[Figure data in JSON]

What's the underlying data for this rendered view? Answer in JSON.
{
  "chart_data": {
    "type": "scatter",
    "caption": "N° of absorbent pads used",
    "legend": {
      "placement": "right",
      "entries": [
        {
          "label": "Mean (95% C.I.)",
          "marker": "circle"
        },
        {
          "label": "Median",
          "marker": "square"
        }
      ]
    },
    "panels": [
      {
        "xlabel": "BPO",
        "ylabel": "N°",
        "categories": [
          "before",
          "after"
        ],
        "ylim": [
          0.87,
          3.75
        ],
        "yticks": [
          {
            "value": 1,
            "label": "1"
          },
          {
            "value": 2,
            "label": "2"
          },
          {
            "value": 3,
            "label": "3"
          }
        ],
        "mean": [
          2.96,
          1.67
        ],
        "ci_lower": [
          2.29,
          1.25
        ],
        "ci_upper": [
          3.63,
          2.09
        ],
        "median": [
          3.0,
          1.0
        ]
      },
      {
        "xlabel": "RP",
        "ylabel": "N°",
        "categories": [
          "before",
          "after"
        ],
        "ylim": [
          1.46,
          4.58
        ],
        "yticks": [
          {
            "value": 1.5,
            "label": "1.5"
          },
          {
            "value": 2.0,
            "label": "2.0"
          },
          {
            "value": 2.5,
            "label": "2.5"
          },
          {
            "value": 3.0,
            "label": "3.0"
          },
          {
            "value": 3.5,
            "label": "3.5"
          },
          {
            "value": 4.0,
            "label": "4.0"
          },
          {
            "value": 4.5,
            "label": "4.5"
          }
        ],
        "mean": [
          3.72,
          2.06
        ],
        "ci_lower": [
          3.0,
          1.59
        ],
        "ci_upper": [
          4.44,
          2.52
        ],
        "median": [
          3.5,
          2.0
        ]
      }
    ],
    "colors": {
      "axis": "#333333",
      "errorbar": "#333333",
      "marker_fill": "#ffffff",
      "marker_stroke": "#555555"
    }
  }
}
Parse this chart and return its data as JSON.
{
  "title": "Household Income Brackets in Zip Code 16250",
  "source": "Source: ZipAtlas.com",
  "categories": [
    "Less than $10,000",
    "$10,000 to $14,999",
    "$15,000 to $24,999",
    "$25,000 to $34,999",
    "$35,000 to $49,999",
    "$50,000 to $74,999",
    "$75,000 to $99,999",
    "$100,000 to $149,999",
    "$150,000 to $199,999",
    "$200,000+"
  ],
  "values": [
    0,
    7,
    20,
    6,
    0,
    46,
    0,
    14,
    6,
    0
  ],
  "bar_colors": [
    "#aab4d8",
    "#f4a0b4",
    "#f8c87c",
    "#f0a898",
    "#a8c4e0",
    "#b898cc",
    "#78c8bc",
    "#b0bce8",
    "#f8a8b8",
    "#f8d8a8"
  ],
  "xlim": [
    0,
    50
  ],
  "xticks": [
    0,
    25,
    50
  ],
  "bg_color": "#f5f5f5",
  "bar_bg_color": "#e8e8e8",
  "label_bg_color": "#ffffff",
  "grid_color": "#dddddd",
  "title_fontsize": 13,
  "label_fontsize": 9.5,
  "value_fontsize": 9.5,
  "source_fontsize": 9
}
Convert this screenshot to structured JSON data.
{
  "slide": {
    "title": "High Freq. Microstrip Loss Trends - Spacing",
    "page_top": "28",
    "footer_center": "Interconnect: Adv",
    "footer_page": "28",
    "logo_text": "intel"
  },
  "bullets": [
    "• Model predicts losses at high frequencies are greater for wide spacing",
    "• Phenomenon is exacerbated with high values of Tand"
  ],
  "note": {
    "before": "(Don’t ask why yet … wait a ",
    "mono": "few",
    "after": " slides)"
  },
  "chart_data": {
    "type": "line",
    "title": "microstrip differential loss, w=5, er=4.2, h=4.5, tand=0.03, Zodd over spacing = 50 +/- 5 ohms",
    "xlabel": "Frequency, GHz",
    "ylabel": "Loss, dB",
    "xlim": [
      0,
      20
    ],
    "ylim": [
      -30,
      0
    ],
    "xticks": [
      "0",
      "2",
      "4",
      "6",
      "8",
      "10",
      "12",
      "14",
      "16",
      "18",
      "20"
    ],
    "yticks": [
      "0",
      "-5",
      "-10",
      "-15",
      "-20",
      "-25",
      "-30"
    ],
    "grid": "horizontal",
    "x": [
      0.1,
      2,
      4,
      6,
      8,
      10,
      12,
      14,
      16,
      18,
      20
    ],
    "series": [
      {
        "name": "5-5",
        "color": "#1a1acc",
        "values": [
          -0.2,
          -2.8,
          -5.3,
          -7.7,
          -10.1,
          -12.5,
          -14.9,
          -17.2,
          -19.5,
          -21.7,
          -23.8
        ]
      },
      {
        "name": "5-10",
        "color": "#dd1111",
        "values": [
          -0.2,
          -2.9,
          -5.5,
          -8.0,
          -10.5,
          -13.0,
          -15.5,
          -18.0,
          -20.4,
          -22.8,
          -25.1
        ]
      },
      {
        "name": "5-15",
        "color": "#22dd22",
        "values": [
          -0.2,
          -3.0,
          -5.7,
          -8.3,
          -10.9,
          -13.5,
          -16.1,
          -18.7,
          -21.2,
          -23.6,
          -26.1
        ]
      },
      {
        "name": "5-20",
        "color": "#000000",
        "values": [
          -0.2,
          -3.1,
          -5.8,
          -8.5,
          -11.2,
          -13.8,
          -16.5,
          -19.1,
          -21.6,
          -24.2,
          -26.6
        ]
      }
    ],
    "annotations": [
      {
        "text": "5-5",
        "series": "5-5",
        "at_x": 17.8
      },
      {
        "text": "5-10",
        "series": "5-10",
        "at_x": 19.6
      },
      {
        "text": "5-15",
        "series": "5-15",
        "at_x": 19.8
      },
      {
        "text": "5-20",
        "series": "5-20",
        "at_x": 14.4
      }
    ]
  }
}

WRITTEN INSTRUCTION: Copy out the full set of records precisely, leaving nothing out.

SOLUTION:
What's the underlying data for this rendered view? Answer in JSON.
{
  "chart_data": {
    "type": "scatter",
    "caption": "N° of absorbent pads used",
    "legend": {
      "placement": "right",
      "entries": [
        {
          "label": "Mean (95% C.I.)",
          "marker": "circle"
        },
        {
          "label": "Median",
          "marker": "square"
        }
      ]
    },
    "panels": [
      {
        "xlabel": "BPO",
        "ylabel": "N°",
        "categories": [
          "before",
          "after"
        ],
        "ylim": [
          0.87,
          3.75
        ],
        "yticks": [
          {
            "value": 1,
            "label": "1"
          },
          {
            "value": 2,
            "label": "2"
          },
          {
            "value": 3,
            "label": "3"
          }
        ],
        "mean": [
          2.96,
          1.67
        ],
        "ci_lower": [
          2.29,
          1.25
        ],
        "ci_upper": [
          3.63,
          2.09
        ],
        "median": [
          3.0,
          1.0
        ]
      },
      {
        "xlabel": "RP",
        "ylabel": "N°",
        "categories": [
          "before",
          "after"
        ],
        "ylim": [
          1.46,
          4.58
        ],
        "yticks": [
          {
            "value": 1.5,
            "label": "1.5"
          },
          {
            "value": 2.0,
            "label": "2.0"
          },
          {
            "value": 2.5,
            "label": "2.5"
          },
          {
            "value": 3.0,
            "label": "3.0"
          },
          {
            "value": 3.5,
            "label": "3.5"
          },
          {
            "value": 4.0,
            "label": "4.0"
          },
          {
            "value": 4.5,
            "label": "4.5"
          }
        ],
        "mean": [
          3.72,
          2.06
        ],
        "ci_lower": [
          3.0,
          1.59
        ],
        "ci_upper": [
          4.44,
          2.52
        ],
        "median": [
          3.5,
          2.0
        ]
      }
    ],
    "colors": {
      "axis": "#333333",
      "errorbar": "#333333",
      "marker_fill": "#ffffff",
      "marker_stroke": "#555555"
    }
  }
}
Parse this chart and return its data as JSON.
{
  "title": "Household Income Brackets in Zip Code 16250",
  "source": "Source: ZipAtlas.com",
  "categories": [
    "Less than $10,000",
    "$10,000 to $14,999",
    "$15,000 to $24,999",
    "$25,000 to $34,999",
    "$35,000 to $49,999",
    "$50,000 to $74,999",
    "$75,000 to $99,999",
    "$100,000 to $149,999",
    "$150,000 to $199,999",
    "$200,000+"
  ],
  "values": [
    0,
    7,
    20,
    6,
    0,
    46,
    0,
    14,
    6,
    0
  ],
  "bar_colors": [
    "#aab4d8",
    "#f4a0b4",
    "#f8c87c",
    "#f0a898",
    "#a8c4e0",
    "#b898cc",
    "#78c8bc",
    "#b0bce8",
    "#f8a8b8",
    "#f8d8a8"
  ],
  "xlim": [
    0,
    50
  ],
  "xticks": [
    0,
    25,
    50
  ],
  "bg_color": "#f5f5f5",
  "bar_bg_color": "#e8e8e8",
  "label_bg_color": "#ffffff",
  "grid_color": "#dddddd",
  "title_fontsize": 13,
  "label_fontsize": 9.5,
  "value_fontsize": 9.5,
  "source_fontsize": 9
}
Convert this screenshot to structured JSON data.
{
  "slide": {
    "title": "High Freq. Microstrip Loss Trends - Spacing",
    "page_top": "28",
    "footer_center": "Interconnect: Adv",
    "footer_page": "28",
    "logo_text": "intel"
  },
  "bullets": [
    "• Model predicts losses at high frequencies are greater for wide spacing",
    "• Phenomenon is exacerbated with high values of Tand"
  ],
  "note": {
    "before": "(Don’t ask why yet … wait a ",
    "mono": "few",
    "after": " slides)"
  },
  "chart_data": {
    "type": "line",
    "title": "microstrip differential loss, w=5, er=4.2, h=4.5, tand=0.03, Zodd over spacing = 50 +/- 5 ohms",
    "xlabel": "Frequency, GHz",
    "ylabel": "Loss, dB",
    "xlim": [
      0,
      20
    ],
    "ylim": [
      -30,
      0
    ],
    "xticks": [
      "0",
      "2",
      "4",
      "6",
      "8",
      "10",
      "12",
      "14",
      "16",
      "18",
      "20"
    ],
    "yticks": [
      "0",
      "-5",
      "-10",
      "-15",
      "-20",
      "-25",
      "-30"
    ],
    "grid": "horizontal",
    "x": [
      0.1,
      2,
      4,
      6,
      8,
      10,
      12,
      14,
      16,
      18,
      20
    ],
    "series": [
      {
        "name": "5-5",
        "color": "#1a1acc",
        "values": [
          -0.2,
          -2.8,
          -5.3,
          -7.7,
          -10.1,
          -12.5,
          -14.9,
          -17.2,
          -19.5,
          -21.7,
          -23.8
        ]
      },
      {
        "name": "5-10",
        "color": "#dd1111",
        "values": [
          -0.2,
          -2.9,
          -5.5,
          -8.0,
          -10.5,
          -13.0,
          -15.5,
          -18.0,
          -20.4,
          -22.8,
          -25.1
        ]
      },
      {
        "name": "5-15",
        "color": "#22dd22",
        "values": [
          -0.2,
          -3.0,
          -5.7,
          -8.3,
          -10.9,
          -13.5,
          -16.1,
          -18.7,
          -21.2,
          -23.6,
          -26.1
        ]
      },
      {
        "name": "5-20",
        "color": "#000000",
        "values": [
          -0.2,
          -3.1,
          -5.8,
          -8.5,
          -11.2,
          -13.8,
          -16.5,
          -19.1,
          -21.6,
          -24.2,
          -26.6
        ]
      }
    ],
    "annotations": [
      {
        "text": "5-5",
        "series": "5-5",
        "at_x": 17.8
      },
      {
        "text": "5-10",
        "series": "5-10",
        "at_x": 19.6
      },
      {
        "text": "5-15",
        "series": "5-15",
        "at_x": 19.8
      },
      {
        "text": "5-20",
        "series": "5-20",
        "at_x": 14.4
      }
    ]
  }
}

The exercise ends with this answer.